# [Task details]
All of the records below should be output exactly.

# [Record list]
++++++++

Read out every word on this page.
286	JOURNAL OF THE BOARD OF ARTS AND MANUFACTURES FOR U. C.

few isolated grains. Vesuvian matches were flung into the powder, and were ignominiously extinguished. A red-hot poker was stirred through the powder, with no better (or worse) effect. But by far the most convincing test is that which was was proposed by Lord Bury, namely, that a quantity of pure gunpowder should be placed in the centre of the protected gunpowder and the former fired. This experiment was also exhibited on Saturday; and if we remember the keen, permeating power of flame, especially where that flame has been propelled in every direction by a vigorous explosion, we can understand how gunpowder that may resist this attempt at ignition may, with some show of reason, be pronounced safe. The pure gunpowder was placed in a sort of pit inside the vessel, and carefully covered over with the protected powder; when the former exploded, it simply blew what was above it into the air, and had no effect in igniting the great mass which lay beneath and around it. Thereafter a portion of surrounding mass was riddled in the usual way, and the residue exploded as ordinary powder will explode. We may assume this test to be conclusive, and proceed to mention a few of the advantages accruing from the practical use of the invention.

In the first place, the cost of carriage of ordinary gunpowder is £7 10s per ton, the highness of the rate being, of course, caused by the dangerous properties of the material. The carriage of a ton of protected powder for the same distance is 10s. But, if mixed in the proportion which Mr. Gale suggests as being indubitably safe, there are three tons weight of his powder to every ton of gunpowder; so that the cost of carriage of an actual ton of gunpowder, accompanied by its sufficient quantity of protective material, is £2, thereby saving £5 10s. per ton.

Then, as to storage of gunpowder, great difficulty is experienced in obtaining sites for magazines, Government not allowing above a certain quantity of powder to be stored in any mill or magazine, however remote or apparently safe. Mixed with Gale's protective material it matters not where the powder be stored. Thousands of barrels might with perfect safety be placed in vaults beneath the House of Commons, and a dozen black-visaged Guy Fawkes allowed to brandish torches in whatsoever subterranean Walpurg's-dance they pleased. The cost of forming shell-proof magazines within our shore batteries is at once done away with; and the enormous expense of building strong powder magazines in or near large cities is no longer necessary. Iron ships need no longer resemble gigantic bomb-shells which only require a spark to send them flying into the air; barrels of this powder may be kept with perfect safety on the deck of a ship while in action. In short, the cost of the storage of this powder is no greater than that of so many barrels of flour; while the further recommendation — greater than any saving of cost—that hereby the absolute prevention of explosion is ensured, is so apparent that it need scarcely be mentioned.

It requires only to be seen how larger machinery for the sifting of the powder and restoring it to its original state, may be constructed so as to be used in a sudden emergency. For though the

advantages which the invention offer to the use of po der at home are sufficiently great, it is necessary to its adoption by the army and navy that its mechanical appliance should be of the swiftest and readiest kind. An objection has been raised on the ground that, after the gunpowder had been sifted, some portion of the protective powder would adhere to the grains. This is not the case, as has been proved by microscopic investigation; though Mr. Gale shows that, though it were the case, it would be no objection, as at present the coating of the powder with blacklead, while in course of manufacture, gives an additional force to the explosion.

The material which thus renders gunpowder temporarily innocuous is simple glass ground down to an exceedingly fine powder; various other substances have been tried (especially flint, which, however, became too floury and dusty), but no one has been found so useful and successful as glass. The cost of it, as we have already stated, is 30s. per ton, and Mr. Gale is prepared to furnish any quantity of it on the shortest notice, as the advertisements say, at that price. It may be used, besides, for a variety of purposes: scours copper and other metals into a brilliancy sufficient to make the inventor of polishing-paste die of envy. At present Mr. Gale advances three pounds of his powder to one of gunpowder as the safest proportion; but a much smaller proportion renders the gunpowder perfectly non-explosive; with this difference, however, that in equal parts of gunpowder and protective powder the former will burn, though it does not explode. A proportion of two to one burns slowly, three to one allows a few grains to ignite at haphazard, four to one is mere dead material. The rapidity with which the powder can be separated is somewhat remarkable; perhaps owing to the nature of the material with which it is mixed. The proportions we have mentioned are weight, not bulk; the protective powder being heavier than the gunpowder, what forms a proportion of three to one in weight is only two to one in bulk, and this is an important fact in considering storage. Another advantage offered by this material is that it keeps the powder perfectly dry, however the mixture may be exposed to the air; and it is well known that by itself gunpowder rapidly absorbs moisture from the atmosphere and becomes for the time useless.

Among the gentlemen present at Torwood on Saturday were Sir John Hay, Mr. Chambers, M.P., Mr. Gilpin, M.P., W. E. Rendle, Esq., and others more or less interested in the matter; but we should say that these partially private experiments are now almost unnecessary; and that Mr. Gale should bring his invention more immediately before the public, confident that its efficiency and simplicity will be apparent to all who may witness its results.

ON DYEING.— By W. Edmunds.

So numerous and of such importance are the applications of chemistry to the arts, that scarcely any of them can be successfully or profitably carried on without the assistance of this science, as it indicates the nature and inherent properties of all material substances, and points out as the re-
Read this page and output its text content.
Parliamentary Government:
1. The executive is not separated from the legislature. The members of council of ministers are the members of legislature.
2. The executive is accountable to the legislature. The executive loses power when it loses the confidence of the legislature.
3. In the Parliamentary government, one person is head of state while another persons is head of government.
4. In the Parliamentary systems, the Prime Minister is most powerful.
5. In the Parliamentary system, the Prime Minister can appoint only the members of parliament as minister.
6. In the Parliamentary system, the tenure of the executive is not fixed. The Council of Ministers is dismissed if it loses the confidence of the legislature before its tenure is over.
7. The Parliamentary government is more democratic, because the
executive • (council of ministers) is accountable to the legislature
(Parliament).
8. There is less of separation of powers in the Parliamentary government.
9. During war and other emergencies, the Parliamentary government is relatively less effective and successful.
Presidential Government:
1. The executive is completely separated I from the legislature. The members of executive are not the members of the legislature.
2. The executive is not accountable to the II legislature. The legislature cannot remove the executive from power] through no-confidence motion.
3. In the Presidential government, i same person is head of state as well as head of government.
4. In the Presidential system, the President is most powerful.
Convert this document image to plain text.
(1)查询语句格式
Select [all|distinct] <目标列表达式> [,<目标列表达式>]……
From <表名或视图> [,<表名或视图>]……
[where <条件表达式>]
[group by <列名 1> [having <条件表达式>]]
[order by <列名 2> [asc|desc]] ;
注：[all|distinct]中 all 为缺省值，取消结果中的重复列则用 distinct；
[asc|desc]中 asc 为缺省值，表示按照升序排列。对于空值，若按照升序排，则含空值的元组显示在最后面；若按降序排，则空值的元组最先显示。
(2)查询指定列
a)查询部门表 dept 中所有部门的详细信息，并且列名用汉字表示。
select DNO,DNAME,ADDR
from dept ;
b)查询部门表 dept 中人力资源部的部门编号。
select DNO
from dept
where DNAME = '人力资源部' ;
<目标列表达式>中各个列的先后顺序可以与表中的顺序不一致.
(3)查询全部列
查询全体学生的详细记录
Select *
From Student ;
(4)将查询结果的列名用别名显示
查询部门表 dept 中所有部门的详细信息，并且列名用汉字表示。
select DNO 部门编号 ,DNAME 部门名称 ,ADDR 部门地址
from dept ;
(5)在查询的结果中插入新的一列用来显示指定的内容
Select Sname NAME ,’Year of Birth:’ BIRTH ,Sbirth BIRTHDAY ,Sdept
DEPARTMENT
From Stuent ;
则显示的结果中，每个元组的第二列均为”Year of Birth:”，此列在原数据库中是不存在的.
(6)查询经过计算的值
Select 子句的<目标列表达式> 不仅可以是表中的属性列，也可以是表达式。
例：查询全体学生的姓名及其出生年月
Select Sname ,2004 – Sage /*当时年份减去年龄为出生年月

++++++++

# [Task solution]
Read out every word on this page.
286	JOURNAL OF THE BOARD OF ARTS AND MANUFACTURES FOR U. C.

few isolated grains. Vesuvian matches were flung into the powder, and were ignominiously extinguished. A red-hot poker was stirred through the powder, with no better (or worse) effect. But by far the most convincing test is that which was was proposed by Lord Bury, namely, that a quantity of pure gunpowder should be placed in the centre of the protected gunpowder and the former fired. This experiment was also exhibited on Saturday; and if we remember the keen, permeating power of flame, especially where that flame has been propelled in every direction by a vigorous explosion, we can understand how gunpowder that may resist this attempt at ignition may, with some show of reason, be pronounced safe. The pure gunpowder was placed in a sort of pit inside the vessel, and carefully covered over with the protected powder; when the former exploded, it simply blew what was above it into the air, and had no effect in igniting the great mass which lay beneath and around it. Thereafter a portion of surrounding mass was riddled in the usual way, and the residue exploded as ordinary powder will explode. We may assume this test to be conclusive, and proceed to mention a few of the advantages accruing from the practical use of the invention.

In the first place, the cost of carriage of ordinary gunpowder is £7 10s per ton, the highness of the rate being, of course, caused by the dangerous properties of the material. The carriage of a ton of protected powder for the same distance is 10s. But, if mixed in the proportion which Mr. Gale suggests as being indubitably safe, there are three tons weight of his powder to every ton of gunpowder; so that the cost of carriage of an actual ton of gunpowder, accompanied by its sufficient quantity of protective material, is £2, thereby saving £5 10s. per ton.

Then, as to storage of gunpowder, great difficulty is experienced in obtaining sites for magazines, Government not allowing above a certain quantity of powder to be stored in any mill or magazine, however remote or apparently safe. Mixed with Gale's protective material it matters not where the powder be stored. Thousands of barrels might with perfect safety be placed in vaults beneath the House of Commons, and a dozen black-visaged Guy Fawkes allowed to brandish torches in whatsoever subterranean Walpurg's-dance they pleased. The cost of forming shell-proof magazines within our shore batteries is at once done away with; and the enormous expense of building strong powder magazines in or near large cities is no longer necessary. Iron ships need no longer resemble gigantic bomb-shells which only require a spark to send them flying into the air; barrels of this powder may be kept with perfect safety on the deck of a ship while in action. In short, the cost of the storage of this powder is no greater than that of so many barrels of flour; while the further recommendation — greater than any saving of cost—that hereby the absolute prevention of explosion is ensured, is so apparent that it need scarcely be mentioned.

It requires only to be seen how larger machinery for the sifting of the powder and restoring it to its original state, may be constructed so as to be used in a sudden emergency. For though the

advantages which the invention offer to the use of po der at home are sufficiently great, it is necessary to its adoption by the army and navy that its mechanical appliance should be of the swiftest and readiest kind. An objection has been raised on the ground that, after the gunpowder had been sifted, some portion of the protective powder would adhere to the grains. This is not the case, as has been proved by microscopic investigation; though Mr. Gale shows that, though it were the case, it would be no objection, as at present the coating of the powder with blacklead, while in course of manufacture, gives an additional force to the explosion.

The material which thus renders gunpowder temporarily innocuous is simple glass ground down to an exceedingly fine powder; various other substances have been tried (especially flint, which, however, became too floury and dusty), but no one has been found so useful and successful as glass. The cost of it, as we have already stated, is 30s. per ton, and Mr. Gale is prepared to furnish any quantity of it on the shortest notice, as the advertisements say, at that price. It may be used, besides, for a variety of purposes: scours copper and other metals into a brilliancy sufficient to make the inventor of polishing-paste die of envy. At present Mr. Gale advances three pounds of his powder to one of gunpowder as the safest proportion; but a much smaller proportion renders the gunpowder perfectly non-explosive; with this difference, however, that in equal parts of gunpowder and protective powder the former will burn, though it does not explode. A proportion of two to one burns slowly, three to one allows a few grains to ignite at haphazard, four to one is mere dead material. The rapidity with which the powder can be separated is somewhat remarkable; perhaps owing to the nature of the material with which it is mixed. The proportions we have mentioned are weight, not bulk; the protective powder being heavier than the gunpowder, what forms a proportion of three to one in weight is only two to one in bulk, and this is an important fact in considering storage. Another advantage offered by this material is that it keeps the powder perfectly dry, however the mixture may be exposed to the air; and it is well known that by itself gunpowder rapidly absorbs moisture from the atmosphere and becomes for the time useless.

Among the gentlemen present at Torwood on Saturday were Sir John Hay, Mr. Chambers, M.P., Mr. Gilpin, M.P., W. E. Rendle, Esq., and others more or less interested in the matter; but we should say that these partially private experiments are now almost unnecessary; and that Mr. Gale should bring his invention more immediately before the public, confident that its efficiency and simplicity will be apparent to all who may witness its results.

ON DYEING.— By W. Edmunds.

So numerous and of such importance are the applications of chemistry to the arts, that scarcely any of them can be successfully or profitably carried on without the assistance of this science, as it indicates the nature and inherent properties of all material substances, and points out as the re-
Read this page and output its text content.
Parliamentary Government:
1. The executive is not separated from the legislature. The members of council of ministers are the members of legislature.
2. The executive is accountable to the legislature. The executive loses power when it loses the confidence of the legislature.
3. In the Parliamentary government, one person is head of state while another persons is head of government.
4. In the Parliamentary systems, the Prime Minister is most powerful.
5. In the Parliamentary system, the Prime Minister can appoint only the members of parliament as minister.
6. In the Parliamentary system, the tenure of the executive is not fixed. The Council of Ministers is dismissed if it loses the confidence of the legislature before its tenure is over.
7. The Parliamentary government is more democratic, because the
executive • (council of ministers) is accountable to the legislature
(Parliament).
8. There is less of separation of powers in the Parliamentary government.
9. During war and other emergencies, the Parliamentary government is relatively less effective and successful.
Presidential Government:
1. The executive is completely separated I from the legislature. The members of executive are not the members of the legislature.
2. The executive is not accountable to the II legislature. The legislature cannot remove the executive from power] through no-confidence motion.
3. In the Presidential government, i same person is head of state as well as head of government.
4. In the Presidential system, the President is most powerful.
Convert this document image to plain text.
(1)查询语句格式
Select [all|distinct] <目标列表达式> [,<目标列表达式>]……
From <表名或视图> [,<表名或视图>]……
[where <条件表达式>]
[group by <列名 1> [having <条件表达式>]]
[order by <列名 2> [asc|desc]] ;
注：[all|distinct]中 all 为缺省值，取消结果中的重复列则用 distinct；
[asc|desc]中 asc 为缺省值，表示按照升序排列。对于空值，若按照升序排，则含空值的元组显示在最后面；若按降序排，则空值的元组最先显示。
(2)查询指定列
a)查询部门表 dept 中所有部门的详细信息，并且列名用汉字表示。
select DNO,DNAME,ADDR
from dept ;
b)查询部门表 dept 中人力资源部的部门编号。
select DNO
from dept
where DNAME = '人力资源部' ;
<目标列表达式>中各个列的先后顺序可以与表中的顺序不一致.
(3)查询全部列
查询全体学生的详细记录
Select *
From Student ;
(4)将查询结果的列名用别名显示
查询部门表 dept 中所有部门的详细信息，并且列名用汉字表示。
select DNO 部门编号 ,DNAME 部门名称 ,ADDR 部门地址
from dept ;
(5)在查询的结果中插入新的一列用来显示指定的内容
Select Sname NAME ,’Year of Birth:’ BIRTH ,Sbirth BIRTHDAY ,Sdept
DEPARTMENT
From Stuent ;
则显示的结果中，每个元组的第二列均为”Year of Birth:”，此列在原数据库中是不存在的.
(6)查询经过计算的值
Select 子句的<目标列表达式> 不仅可以是表中的属性列，也可以是表达式。
例：查询全体学生的姓名及其出生年月
Select Sname ,2004 – Sage /*当时年份减去年龄为出生年月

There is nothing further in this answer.